> Problem statement:
Scan the records below for lines with the word "text", then state how many you find and nothing else.
-- Material for this exercise start --
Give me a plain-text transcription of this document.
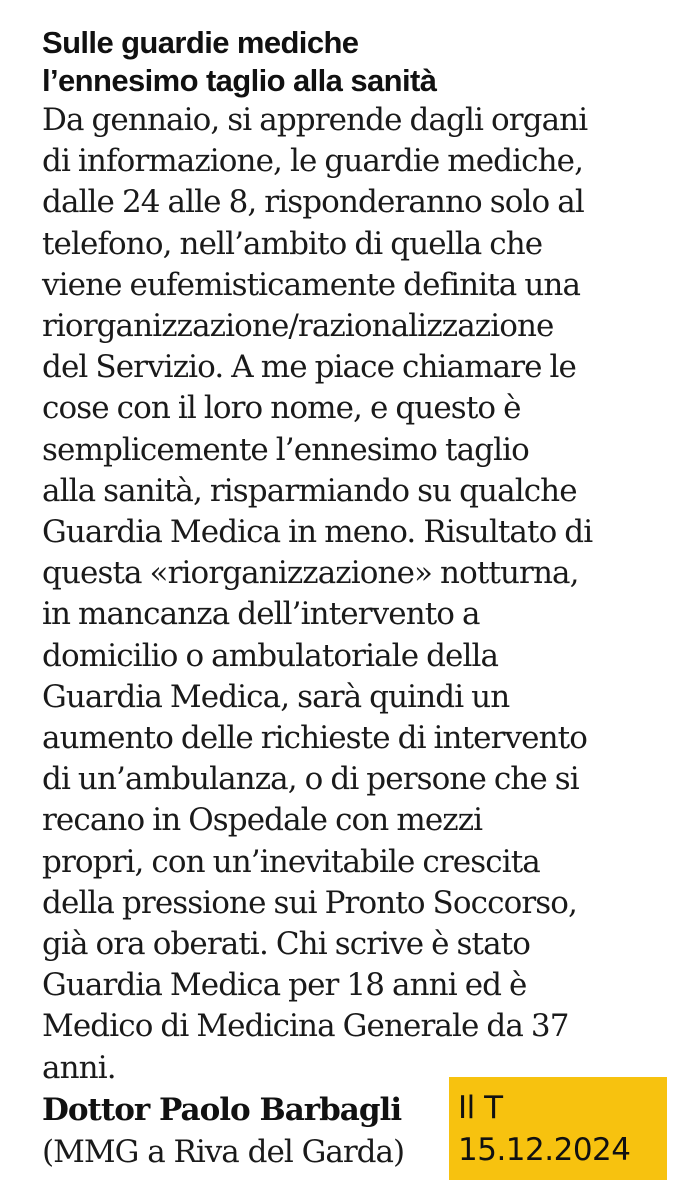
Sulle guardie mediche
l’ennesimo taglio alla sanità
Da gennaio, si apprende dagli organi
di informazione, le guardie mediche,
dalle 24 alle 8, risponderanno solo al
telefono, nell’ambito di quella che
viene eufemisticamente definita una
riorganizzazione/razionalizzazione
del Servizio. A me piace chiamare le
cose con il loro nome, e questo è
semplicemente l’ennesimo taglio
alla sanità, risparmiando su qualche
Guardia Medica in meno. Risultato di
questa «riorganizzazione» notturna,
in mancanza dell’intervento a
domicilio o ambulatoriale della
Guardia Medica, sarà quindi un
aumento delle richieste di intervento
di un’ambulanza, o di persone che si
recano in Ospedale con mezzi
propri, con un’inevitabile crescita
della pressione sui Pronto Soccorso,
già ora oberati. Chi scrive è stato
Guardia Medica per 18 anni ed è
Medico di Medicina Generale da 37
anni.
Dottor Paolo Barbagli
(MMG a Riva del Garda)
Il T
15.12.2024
-- Material for this exercise end --
-- Material for this exercise start --
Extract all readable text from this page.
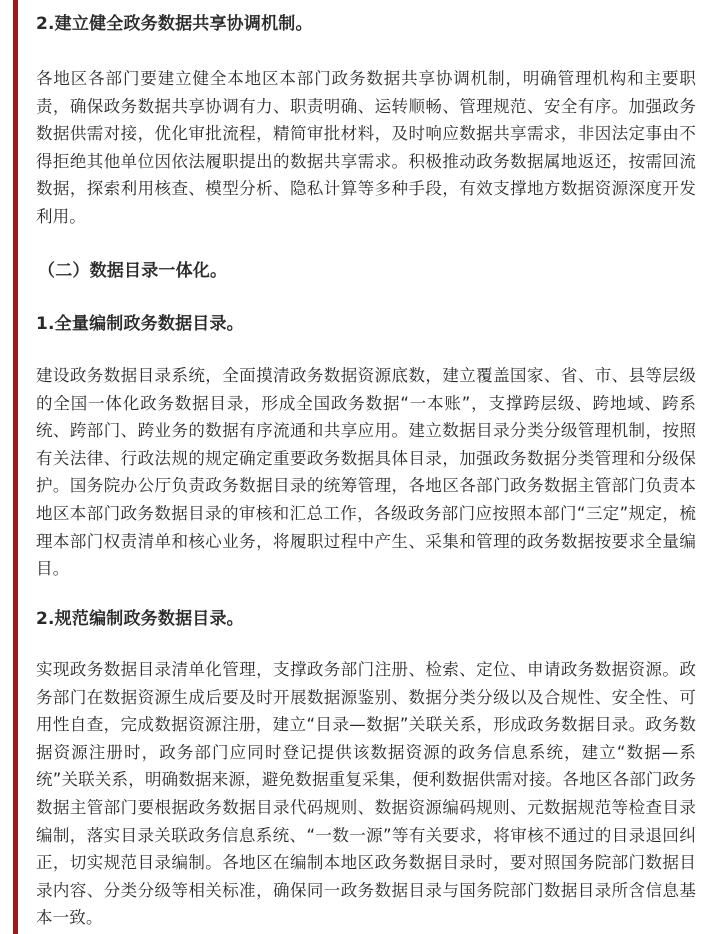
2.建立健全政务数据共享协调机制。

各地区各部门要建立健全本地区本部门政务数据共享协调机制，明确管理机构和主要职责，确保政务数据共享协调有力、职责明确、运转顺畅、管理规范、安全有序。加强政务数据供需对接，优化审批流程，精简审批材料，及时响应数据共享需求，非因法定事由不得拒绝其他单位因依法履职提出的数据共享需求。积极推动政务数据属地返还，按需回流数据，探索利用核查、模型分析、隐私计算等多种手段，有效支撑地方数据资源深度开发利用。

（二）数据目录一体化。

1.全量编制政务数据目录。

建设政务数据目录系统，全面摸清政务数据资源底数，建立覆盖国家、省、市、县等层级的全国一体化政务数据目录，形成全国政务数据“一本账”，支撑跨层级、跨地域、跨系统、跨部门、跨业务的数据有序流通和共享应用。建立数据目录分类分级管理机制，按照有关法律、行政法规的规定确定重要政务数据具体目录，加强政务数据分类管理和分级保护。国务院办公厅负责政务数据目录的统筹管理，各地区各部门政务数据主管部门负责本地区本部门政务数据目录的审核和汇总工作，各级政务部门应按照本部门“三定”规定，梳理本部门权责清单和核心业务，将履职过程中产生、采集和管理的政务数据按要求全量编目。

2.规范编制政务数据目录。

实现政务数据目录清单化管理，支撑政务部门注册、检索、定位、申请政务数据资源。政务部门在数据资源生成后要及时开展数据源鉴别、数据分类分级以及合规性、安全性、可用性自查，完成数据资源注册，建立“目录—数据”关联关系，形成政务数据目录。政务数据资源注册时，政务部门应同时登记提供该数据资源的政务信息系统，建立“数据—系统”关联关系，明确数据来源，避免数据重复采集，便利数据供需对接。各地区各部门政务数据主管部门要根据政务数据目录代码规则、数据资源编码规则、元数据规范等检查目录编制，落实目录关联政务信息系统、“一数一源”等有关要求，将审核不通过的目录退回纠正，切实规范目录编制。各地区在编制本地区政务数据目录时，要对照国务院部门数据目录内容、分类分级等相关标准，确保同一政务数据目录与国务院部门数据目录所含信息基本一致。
-- Material for this exercise end --
> Reply:
2